Element position data
-----

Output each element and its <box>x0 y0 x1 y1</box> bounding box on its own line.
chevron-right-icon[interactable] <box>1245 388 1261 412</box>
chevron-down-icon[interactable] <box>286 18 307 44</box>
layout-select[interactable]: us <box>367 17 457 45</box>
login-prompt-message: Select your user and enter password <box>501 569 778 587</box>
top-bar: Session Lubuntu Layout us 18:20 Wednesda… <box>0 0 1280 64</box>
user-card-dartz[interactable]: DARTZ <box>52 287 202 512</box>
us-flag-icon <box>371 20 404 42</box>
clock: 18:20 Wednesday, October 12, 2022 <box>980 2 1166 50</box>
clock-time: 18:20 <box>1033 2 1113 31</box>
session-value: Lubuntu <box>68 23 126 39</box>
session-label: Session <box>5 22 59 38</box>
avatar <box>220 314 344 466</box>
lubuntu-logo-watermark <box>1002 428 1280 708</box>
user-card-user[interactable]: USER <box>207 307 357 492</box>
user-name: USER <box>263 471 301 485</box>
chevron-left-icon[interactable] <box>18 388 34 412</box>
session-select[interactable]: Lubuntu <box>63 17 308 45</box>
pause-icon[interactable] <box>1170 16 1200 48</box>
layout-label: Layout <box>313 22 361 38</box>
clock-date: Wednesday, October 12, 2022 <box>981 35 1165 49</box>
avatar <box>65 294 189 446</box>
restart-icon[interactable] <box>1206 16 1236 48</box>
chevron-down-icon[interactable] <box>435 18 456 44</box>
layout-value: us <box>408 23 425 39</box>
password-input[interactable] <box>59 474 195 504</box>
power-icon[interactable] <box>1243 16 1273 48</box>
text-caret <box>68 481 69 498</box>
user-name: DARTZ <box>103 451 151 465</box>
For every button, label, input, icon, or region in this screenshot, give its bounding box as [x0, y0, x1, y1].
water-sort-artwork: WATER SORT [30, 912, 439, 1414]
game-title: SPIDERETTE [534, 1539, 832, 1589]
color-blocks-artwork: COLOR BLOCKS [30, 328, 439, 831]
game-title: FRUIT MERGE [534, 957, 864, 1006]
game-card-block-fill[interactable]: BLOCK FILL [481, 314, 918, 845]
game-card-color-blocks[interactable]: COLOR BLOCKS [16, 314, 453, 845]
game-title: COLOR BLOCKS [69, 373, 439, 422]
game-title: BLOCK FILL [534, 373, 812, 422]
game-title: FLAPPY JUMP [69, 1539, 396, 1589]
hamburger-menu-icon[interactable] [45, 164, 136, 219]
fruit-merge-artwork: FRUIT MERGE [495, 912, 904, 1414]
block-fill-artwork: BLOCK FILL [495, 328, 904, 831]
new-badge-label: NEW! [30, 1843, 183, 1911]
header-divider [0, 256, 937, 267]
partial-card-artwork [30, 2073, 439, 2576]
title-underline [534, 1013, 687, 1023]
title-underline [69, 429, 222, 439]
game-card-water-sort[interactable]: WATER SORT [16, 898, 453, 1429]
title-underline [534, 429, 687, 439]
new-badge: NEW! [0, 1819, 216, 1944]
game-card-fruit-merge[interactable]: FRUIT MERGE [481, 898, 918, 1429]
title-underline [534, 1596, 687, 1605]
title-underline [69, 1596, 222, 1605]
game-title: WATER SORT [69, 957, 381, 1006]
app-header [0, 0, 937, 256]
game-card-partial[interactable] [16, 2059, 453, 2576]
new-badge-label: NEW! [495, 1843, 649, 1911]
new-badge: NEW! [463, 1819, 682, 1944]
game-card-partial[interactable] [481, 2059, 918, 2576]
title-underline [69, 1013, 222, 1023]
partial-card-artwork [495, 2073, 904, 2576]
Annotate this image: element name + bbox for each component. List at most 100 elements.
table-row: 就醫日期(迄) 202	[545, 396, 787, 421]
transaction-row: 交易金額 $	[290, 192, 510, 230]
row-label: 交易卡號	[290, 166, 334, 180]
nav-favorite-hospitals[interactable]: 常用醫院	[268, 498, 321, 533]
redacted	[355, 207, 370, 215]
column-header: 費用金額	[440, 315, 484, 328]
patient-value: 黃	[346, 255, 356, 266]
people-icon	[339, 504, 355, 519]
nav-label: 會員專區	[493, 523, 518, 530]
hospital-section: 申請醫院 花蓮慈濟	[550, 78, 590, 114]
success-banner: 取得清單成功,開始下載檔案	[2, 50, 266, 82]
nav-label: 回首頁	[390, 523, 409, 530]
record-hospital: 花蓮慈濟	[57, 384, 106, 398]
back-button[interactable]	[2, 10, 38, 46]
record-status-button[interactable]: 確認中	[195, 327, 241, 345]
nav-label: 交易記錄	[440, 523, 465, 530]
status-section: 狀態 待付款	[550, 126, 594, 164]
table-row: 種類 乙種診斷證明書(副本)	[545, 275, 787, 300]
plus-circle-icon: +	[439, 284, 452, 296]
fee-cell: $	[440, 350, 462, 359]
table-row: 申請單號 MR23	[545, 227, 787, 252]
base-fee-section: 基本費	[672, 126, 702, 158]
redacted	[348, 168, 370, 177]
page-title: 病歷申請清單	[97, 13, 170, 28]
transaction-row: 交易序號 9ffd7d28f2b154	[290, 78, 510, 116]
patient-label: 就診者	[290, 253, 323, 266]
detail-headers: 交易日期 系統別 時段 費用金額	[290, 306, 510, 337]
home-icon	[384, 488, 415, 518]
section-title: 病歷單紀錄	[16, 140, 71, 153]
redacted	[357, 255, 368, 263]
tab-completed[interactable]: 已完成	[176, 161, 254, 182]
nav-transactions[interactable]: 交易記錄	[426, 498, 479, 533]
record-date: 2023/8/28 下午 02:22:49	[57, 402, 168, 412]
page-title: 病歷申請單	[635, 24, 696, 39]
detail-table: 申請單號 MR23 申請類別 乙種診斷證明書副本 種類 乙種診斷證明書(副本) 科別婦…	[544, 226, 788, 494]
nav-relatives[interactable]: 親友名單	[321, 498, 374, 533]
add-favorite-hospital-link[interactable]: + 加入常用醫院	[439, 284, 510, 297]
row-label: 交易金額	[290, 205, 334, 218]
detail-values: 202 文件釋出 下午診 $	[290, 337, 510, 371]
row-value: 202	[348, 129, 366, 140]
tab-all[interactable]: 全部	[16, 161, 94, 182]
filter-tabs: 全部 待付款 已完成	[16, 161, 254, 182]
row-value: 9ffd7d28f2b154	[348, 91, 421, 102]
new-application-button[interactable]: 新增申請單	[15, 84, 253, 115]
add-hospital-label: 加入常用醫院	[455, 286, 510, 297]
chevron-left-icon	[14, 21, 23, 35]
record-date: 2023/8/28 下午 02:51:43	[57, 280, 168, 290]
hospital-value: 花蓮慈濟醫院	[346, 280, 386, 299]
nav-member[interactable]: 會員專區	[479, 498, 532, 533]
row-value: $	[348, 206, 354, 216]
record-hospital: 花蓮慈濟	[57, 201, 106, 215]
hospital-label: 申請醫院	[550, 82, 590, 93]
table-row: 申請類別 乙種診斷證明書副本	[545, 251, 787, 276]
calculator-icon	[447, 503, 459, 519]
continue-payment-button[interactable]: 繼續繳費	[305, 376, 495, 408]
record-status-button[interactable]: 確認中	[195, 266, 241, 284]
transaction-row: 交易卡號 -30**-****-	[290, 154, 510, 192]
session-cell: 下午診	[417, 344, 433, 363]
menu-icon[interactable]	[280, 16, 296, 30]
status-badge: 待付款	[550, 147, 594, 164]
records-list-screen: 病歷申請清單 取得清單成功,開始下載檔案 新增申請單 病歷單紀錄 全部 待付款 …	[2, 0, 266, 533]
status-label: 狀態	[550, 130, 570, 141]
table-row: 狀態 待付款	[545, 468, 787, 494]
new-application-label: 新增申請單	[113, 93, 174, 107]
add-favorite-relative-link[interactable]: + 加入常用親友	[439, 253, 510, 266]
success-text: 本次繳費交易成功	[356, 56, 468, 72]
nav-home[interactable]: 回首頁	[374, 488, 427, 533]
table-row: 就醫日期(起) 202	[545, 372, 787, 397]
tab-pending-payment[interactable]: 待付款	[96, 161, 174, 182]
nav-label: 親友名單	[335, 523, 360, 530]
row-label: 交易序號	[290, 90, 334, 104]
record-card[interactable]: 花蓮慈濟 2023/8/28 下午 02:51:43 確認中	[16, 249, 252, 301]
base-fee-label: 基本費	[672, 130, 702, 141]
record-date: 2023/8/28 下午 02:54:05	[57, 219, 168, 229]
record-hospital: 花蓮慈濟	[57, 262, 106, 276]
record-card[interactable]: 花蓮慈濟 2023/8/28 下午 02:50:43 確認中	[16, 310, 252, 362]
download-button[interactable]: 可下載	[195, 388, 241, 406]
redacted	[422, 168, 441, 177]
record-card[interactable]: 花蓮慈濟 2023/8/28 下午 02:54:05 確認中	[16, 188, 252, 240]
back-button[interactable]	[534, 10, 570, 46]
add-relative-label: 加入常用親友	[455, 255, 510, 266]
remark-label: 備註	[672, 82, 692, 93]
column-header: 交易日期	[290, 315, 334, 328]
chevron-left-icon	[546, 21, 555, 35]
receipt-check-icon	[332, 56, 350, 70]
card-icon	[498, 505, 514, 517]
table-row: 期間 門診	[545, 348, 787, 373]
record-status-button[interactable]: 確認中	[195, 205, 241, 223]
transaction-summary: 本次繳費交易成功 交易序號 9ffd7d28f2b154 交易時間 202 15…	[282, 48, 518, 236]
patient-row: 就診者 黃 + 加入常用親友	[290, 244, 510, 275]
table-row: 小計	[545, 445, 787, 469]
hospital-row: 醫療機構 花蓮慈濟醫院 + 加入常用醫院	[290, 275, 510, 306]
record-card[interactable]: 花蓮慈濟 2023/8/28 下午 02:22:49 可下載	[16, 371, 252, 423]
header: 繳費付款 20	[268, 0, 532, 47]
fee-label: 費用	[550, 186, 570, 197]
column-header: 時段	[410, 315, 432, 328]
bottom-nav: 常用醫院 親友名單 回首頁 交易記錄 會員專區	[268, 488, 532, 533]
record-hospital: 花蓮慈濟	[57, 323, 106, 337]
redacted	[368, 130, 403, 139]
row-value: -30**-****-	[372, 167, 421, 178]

-----

» WHAT NEEDS TO BE DONE
Count the lines in the entries above that contain the string "交易記錄", treating case as significant, and give only the number.

» OUTPUT
3